### What is needed
Leave out the pictures, then reproduce the rest of the material exactly.

——————

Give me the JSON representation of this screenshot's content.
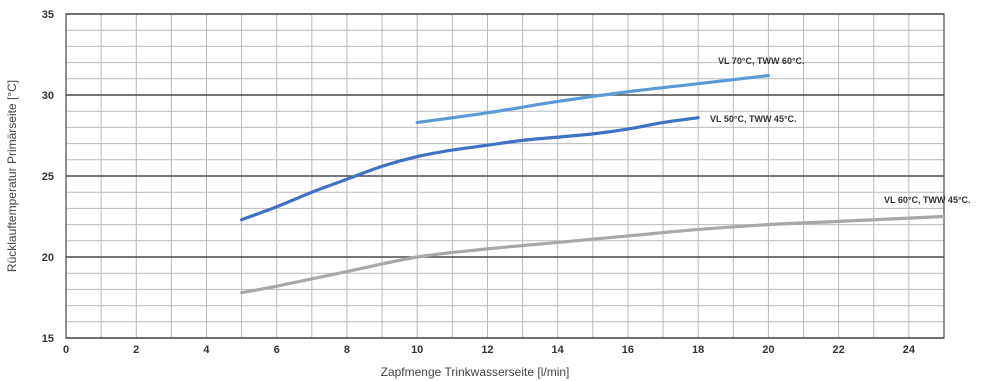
{
  "chart_data": {
    "type": "line",
    "xlabel": "Zapfmenge Trinkwasserseite [l/min]",
    "ylabel": "Rücklauftemperatur Primärseite [°C]",
    "xlim": [
      0,
      25
    ],
    "ylim": [
      15,
      35
    ],
    "x_ticks": [
      0,
      2,
      4,
      6,
      8,
      10,
      12,
      14,
      16,
      18,
      20,
      22,
      24
    ],
    "y_ticks": [
      15,
      20,
      25,
      30,
      35
    ],
    "grid": true,
    "series": [
      {
        "name": "VL 70°C, TWW 60°C.",
        "color": "#5b9bd5",
        "x": [
          10,
          12,
          14,
          16,
          18,
          20
        ],
        "y": [
          28.3,
          28.9,
          29.6,
          30.2,
          30.7,
          31.2
        ]
      },
      {
        "name": "VL 50°C, TWW 45°C.",
        "color": "#3f72c4",
        "x": [
          5,
          6,
          7,
          8,
          9,
          10,
          11,
          12,
          13,
          14,
          15,
          16,
          17,
          18
        ],
        "y": [
          22.3,
          23.1,
          24.0,
          24.8,
          25.6,
          26.2,
          26.6,
          26.9,
          27.2,
          27.4,
          27.6,
          27.9,
          28.3,
          28.6
        ]
      },
      {
        "name": "VL 60°C, TWW 45°C.",
        "color": "#a8a8a8",
        "x": [
          5,
          6,
          8,
          10,
          12,
          14,
          16,
          18,
          20,
          22,
          24,
          25
        ],
        "y": [
          17.8,
          18.2,
          19.1,
          20.0,
          20.5,
          20.9,
          21.3,
          21.7,
          22.0,
          22.2,
          22.4,
          22.5
        ]
      }
    ]
  }
}
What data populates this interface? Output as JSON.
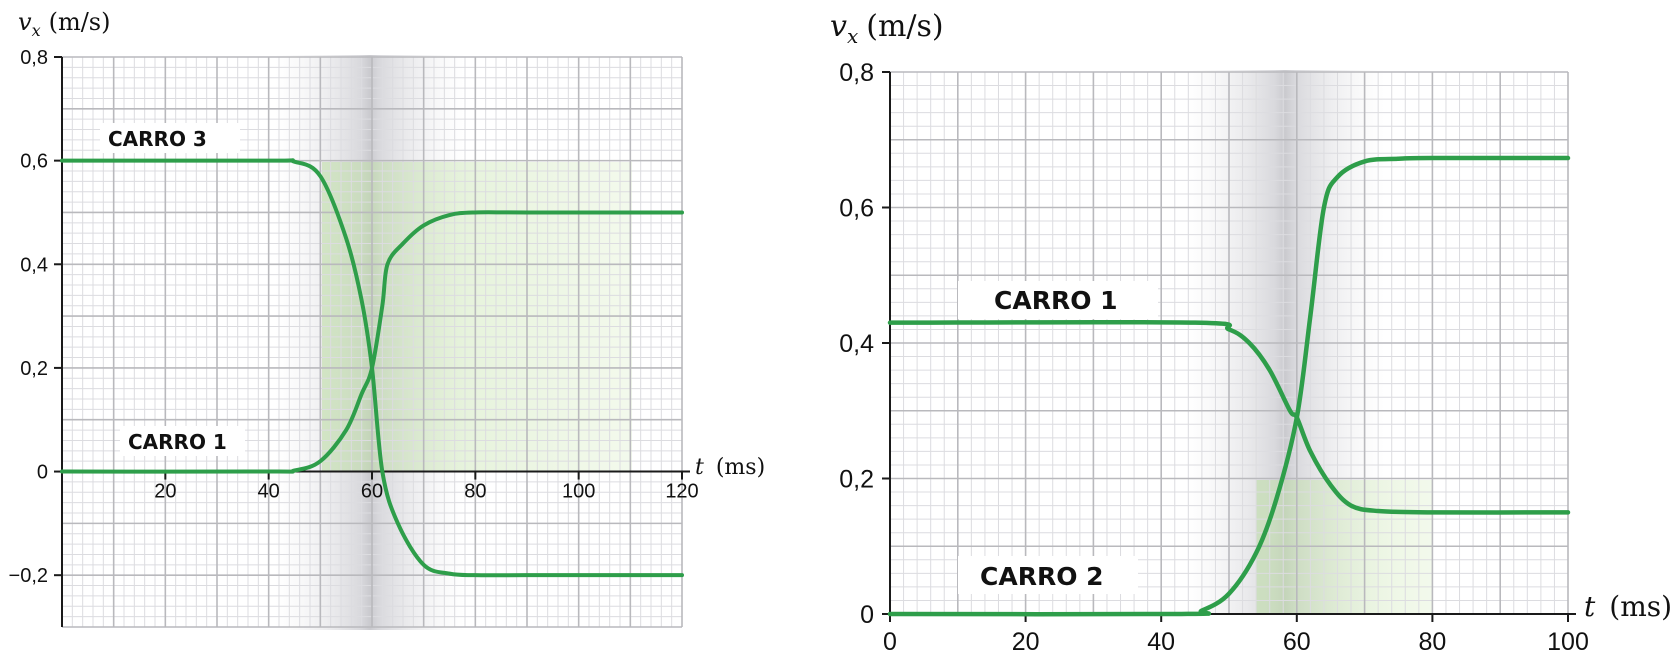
{
  "chart_data": [
    {
      "type": "line",
      "ylabel_var": "v",
      "ylabel_sub": "x",
      "ylabel_unit": "(m/s)",
      "xlabel_var": "t",
      "xlabel_unit": "(ms)",
      "xlim": [
        0,
        120
      ],
      "ylim": [
        -0.3,
        0.8
      ],
      "xticks": [
        20,
        40,
        60,
        80,
        100,
        120
      ],
      "xtick_labels": [
        "20",
        "40",
        "60",
        "80",
        "100",
        "120"
      ],
      "yticks": [
        -0.2,
        0,
        0.2,
        0.4,
        0.6,
        0.8
      ],
      "ytick_labels": [
        "−0,2",
        "0",
        "0,2",
        "0,4",
        "0,6",
        "0,8"
      ],
      "grid": true,
      "series": [
        {
          "name": "CARRO 3",
          "x": [
            0,
            40,
            45,
            50,
            55,
            58,
            60,
            62,
            65,
            70,
            75,
            80,
            90,
            120
          ],
          "y": [
            0.6,
            0.6,
            0.598,
            0.57,
            0.45,
            0.33,
            0.2,
            0.0,
            -0.1,
            -0.18,
            -0.197,
            -0.2,
            -0.2,
            -0.2
          ]
        },
        {
          "name": "CARRO 1",
          "x": [
            0,
            40,
            45,
            50,
            55,
            58,
            60,
            62,
            63,
            66,
            70,
            75,
            80,
            90,
            120
          ],
          "y": [
            0.0,
            0.0,
            0.002,
            0.02,
            0.08,
            0.15,
            0.2,
            0.32,
            0.4,
            0.44,
            0.475,
            0.495,
            0.5,
            0.5,
            0.5
          ]
        }
      ],
      "annotations": [
        "CARRO 3",
        "CARRO 1"
      ]
    },
    {
      "type": "line",
      "ylabel_var": "v",
      "ylabel_sub": "x",
      "ylabel_unit": "(m/s)",
      "xlabel_var": "t",
      "xlabel_unit": "(ms)",
      "xlim": [
        0,
        100
      ],
      "ylim": [
        0,
        0.8
      ],
      "xticks": [
        0,
        20,
        40,
        60,
        80,
        100
      ],
      "xtick_labels": [
        "0",
        "20",
        "40",
        "60",
        "80",
        "100"
      ],
      "yticks": [
        0,
        0.2,
        0.4,
        0.6,
        0.8
      ],
      "ytick_labels": [
        "0",
        "0,2",
        "0,4",
        "0,6",
        "0,8"
      ],
      "grid": true,
      "series": [
        {
          "name": "CARRO 1",
          "x": [
            0,
            45,
            50,
            53,
            56,
            59,
            60,
            62,
            65,
            68,
            72,
            80,
            100
          ],
          "y": [
            0.43,
            0.43,
            0.42,
            0.4,
            0.36,
            0.3,
            0.29,
            0.24,
            0.19,
            0.16,
            0.152,
            0.15,
            0.15
          ]
        },
        {
          "name": "CARRO 2",
          "x": [
            0,
            43,
            46,
            50,
            54,
            57,
            60,
            62,
            64,
            66,
            70,
            75,
            80,
            100
          ],
          "y": [
            0.0,
            0.0,
            0.005,
            0.03,
            0.09,
            0.17,
            0.29,
            0.44,
            0.6,
            0.645,
            0.668,
            0.672,
            0.673,
            0.673
          ]
        }
      ],
      "annotations": [
        "CARRO 1",
        "CARRO 2"
      ]
    }
  ]
}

——————

### Exercise answer
Give me the JSON representation of this screenshot's content.
{
  "chart_data": {
    "type": "line",
    "xlabel": "Zapfmenge Trinkwasserseite [l/min]",
    "ylabel": "Rücklauftemperatur Primärseite [°C]",
    "xlim": [
      0,
      25
    ],
    "ylim": [
      15,
      35
    ],
    "x_ticks": [
      0,
      2,
      4,
      6,
      8,
      10,
      12,
      14,
      16,
      18,
      20,
      22,
      24
    ],
    "y_ticks": [
      15,
      20,
      25,
      30,
      35
    ],
    "grid": true,
    "series": [
      {
        "name": "VL 70°C, TWW 60°C.",
        "color": "#5b9bd5",
        "x": [
          10,
          12,
          14,
          16,
          18,
          20
        ],
        "y": [
          28.3,
          28.9,
          29.6,
          30.2,
          30.7,
          31.2
        ]
      },
      {
        "name": "VL 50°C, TWW 45°C.",
        "color": "#3f72c4",
        "x": [
          5,
          6,
          7,
          8,
          9,
          10,
          11,
          12,
          13,
          14,
          15,
          16,
          17,
          18
        ],
        "y": [
          22.3,
          23.1,
          24.0,
          24.8,
          25.6,
          26.2,
          26.6,
          26.9,
          27.2,
          27.4,
          27.6,
          27.9,
          28.3,
          28.6
        ]
      },
      {
        "name": "VL 60°C, TWW 45°C.",
        "color": "#a8a8a8",
        "x": [
          5,
          6,
          8,
          10,
          12,
          14,
          16,
          18,
          20,
          22,
          24,
          25
        ],
        "y": [
          17.8,
          18.2,
          19.1,
          20.0,
          20.5,
          20.9,
          21.3,
          21.7,
          22.0,
          22.2,
          22.4,
          22.5
        ]
      }
    ]
  }
}
What data populates this interface? Output as JSON.
{
  "chart_data": [
    {
      "type": "line",
      "ylabel_var": "v",
      "ylabel_sub": "x",
      "ylabel_unit": "(m/s)",
      "xlabel_var": "t",
      "xlabel_unit": "(ms)",
      "xlim": [
        0,
        120
      ],
      "ylim": [
        -0.3,
        0.8
      ],
      "xticks": [
        20,
        40,
        60,
        80,
        100,
        120
      ],
      "xtick_labels": [
        "20",
        "40",
        "60",
        "80",
        "100",
        "120"
      ],
      "yticks": [
        -0.2,
        0,
        0.2,
        0.4,
        0.6,
        0.8
      ],
      "ytick_labels": [
        "−0,2",
        "0",
        "0,2",
        "0,4",
        "0,6",
        "0,8"
      ],
      "grid": true,
      "series": [
        {
          "name": "CARRO 3",
          "x": [
            0,
            40,
            45,
            50,
            55,
            58,
            60,
            62,
            65,
            70,
            75,
            80,
            90,
            120
          ],
          "y": [
            0.6,
            0.6,
            0.598,
            0.57,
            0.45,
            0.33,
            0.2,
            0.0,
            -0.1,
            -0.18,
            -0.197,
            -0.2,
            -0.2,
            -0.2
          ]
        },
        {
          "name": "CARRO 1",
          "x": [
            0,
            40,
            45,
            50,
            55,
            58,
            60,
            62,
            63,
            66,
            70,
            75,
            80,
            90,
            120
          ],
          "y": [
            0.0,
            0.0,
            0.002,
            0.02,
            0.08,
            0.15,
            0.2,
            0.32,
            0.4,
            0.44,
            0.475,
            0.495,
            0.5,
            0.5,
            0.5
          ]
        }
      ],
      "annotations": [
        "CARRO 3",
        "CARRO 1"
      ]
    },
    {
      "type": "line",
      "ylabel_var": "v",
      "ylabel_sub": "x",
      "ylabel_unit": "(m/s)",
      "xlabel_var": "t",
      "xlabel_unit": "(ms)",
      "xlim": [
        0,
        100
      ],
      "ylim": [
        0,
        0.8
      ],
      "xticks": [
        0,
        20,
        40,
        60,
        80,
        100
      ],
      "xtick_labels": [
        "0",
        "20",
        "40",
        "60",
        "80",
        "100"
      ],
      "yticks": [
        0,
        0.2,
        0.4,
        0.6,
        0.8
      ],
      "ytick_labels": [
        "0",
        "0,2",
        "0,4",
        "0,6",
        "0,8"
      ],
      "grid": true,
      "series": [
        {
          "name": "CARRO 1",
          "x": [
            0,
            45,
            50,
            53,
            56,
            59,
            60,
            62,
            65,
            68,
            72,
            80,
            100
          ],
          "y": [
            0.43,
            0.43,
            0.42,
            0.4,
            0.36,
            0.3,
            0.29,
            0.24,
            0.19,
            0.16,
            0.152,
            0.15,
            0.15
          ]
        },
        {
          "name": "CARRO 2",
          "x": [
            0,
            43,
            46,
            50,
            54,
            57,
            60,
            62,
            64,
            66,
            70,
            75,
            80,
            100
          ],
          "y": [
            0.0,
            0.0,
            0.005,
            0.03,
            0.09,
            0.17,
            0.29,
            0.44,
            0.6,
            0.645,
            0.668,
            0.672,
            0.673,
            0.673
          ]
        }
      ],
      "annotations": [
        "CARRO 1",
        "CARRO 2"
      ]
    }
  ]
}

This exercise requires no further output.